▸ Aufgabe A
Ersetze in den Zeilen nach dem Text, von ihrem Anfang bis einschließlich der Zeile mit „- incoming-server-label: 接收邮件服务器(I: [56, 213, 118, 222]“, den Ausdruck „header-title“ durch „page-title“. Gib nur diese Zeilen wieder und lass alles andere unverändert.

▸ Textauszug
_____
Die Theatertruppen Institutet und Nya Rampen bei der direkten Performance-Arbeit - in der Regie von Markus Öhrn.

Foto: Festwochen

Wien - Der Keller liegt auf Augenhöhe. Das muss so sein, denn worauf Conte d'Amour den Blick richtet, sind die Dinge, die sonst im Verborgenen passieren: wie ein Mensch von einem anderen Besitz ergreift, ihn wegsperrt wie sein Eigentum. Vorbild für die skandinavischen Theatertruppen Institutet und Nya Rampen, die die Performance unter der Regie des Videokünstlers Markus Öhrn realisierten, war das " Inzest-Monster" Josef Fritzl.

Der Keller ist ein mit Planen verhängtes Eisengerüst. Auf diesem Keller stehen Sofa und Zimmerpalme, signalisieren: Alltag. Normalität. Ein Mann (Jakob Öhrman) sitzt dort, Klischee des häuslichen Gewalttäters. Seine karierten Socken sind streng hinaufgezogen, der Bademantel weit offen. Breitbeinig präsentiert er sein Gemächt im knappen Slip.
_____
▸ Aufgabe B
Übersetze den Satz „Der Keller ist ein mit Planen verhängtes Eisengerüst.“ aus dem Text über die Performance ins Englische.

▸ Vorliegende Zeilen
_____
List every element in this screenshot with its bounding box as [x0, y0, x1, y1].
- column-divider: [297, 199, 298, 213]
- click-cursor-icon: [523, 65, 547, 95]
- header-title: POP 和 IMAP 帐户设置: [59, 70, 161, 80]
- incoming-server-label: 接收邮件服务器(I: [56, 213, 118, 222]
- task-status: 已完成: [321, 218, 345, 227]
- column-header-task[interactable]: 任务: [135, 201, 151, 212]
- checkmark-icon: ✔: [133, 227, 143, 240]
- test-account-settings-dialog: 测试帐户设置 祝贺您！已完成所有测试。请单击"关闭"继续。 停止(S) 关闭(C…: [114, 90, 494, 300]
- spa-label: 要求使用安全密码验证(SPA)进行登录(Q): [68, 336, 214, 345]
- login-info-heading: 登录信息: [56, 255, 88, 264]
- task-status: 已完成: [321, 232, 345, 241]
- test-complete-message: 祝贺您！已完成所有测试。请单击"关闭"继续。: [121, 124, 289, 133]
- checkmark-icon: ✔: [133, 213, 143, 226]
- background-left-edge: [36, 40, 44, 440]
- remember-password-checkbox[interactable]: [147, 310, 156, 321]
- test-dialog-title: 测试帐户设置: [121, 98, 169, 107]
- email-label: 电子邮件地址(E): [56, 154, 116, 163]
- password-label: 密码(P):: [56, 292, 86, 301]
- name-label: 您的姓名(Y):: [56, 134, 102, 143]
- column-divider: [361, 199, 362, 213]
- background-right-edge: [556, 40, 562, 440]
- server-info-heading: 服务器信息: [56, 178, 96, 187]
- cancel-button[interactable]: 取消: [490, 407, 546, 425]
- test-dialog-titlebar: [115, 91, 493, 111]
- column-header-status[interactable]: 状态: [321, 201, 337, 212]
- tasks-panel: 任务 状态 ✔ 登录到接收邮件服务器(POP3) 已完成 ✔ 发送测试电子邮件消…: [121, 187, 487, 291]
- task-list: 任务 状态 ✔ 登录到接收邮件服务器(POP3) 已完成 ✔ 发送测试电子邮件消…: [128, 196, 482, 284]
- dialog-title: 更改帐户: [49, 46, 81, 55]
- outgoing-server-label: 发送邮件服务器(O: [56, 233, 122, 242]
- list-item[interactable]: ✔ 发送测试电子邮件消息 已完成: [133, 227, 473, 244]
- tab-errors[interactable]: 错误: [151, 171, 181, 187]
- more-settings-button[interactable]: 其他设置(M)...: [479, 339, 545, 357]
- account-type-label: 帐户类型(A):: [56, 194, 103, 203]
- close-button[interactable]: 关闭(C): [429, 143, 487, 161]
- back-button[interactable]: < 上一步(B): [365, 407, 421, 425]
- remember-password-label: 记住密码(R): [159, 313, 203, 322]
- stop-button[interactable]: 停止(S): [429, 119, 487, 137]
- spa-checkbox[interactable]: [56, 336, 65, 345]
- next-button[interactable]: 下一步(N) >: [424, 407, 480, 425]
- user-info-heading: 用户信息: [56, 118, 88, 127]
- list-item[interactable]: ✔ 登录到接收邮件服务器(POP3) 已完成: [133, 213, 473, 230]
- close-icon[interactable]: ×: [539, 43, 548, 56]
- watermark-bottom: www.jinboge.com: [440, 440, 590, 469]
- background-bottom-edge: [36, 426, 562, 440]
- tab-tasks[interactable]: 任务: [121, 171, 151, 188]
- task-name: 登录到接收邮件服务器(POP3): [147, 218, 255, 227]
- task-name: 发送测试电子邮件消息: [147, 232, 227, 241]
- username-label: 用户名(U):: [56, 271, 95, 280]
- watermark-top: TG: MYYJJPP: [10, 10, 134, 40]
_____
▸ Antwort A
List every element in this screenshot with its bounding box as [x0, y0, x1, y1].
- column-divider: [297, 199, 298, 213]
- click-cursor-icon: [523, 65, 547, 95]
- page-title: POP 和 IMAP 帐户设置: [59, 70, 161, 80]
- incoming-server-label: 接收邮件服务器(I: [56, 213, 118, 222]

▸ Antwort B
The cellar is an iron scaffold hung with tarpaulins.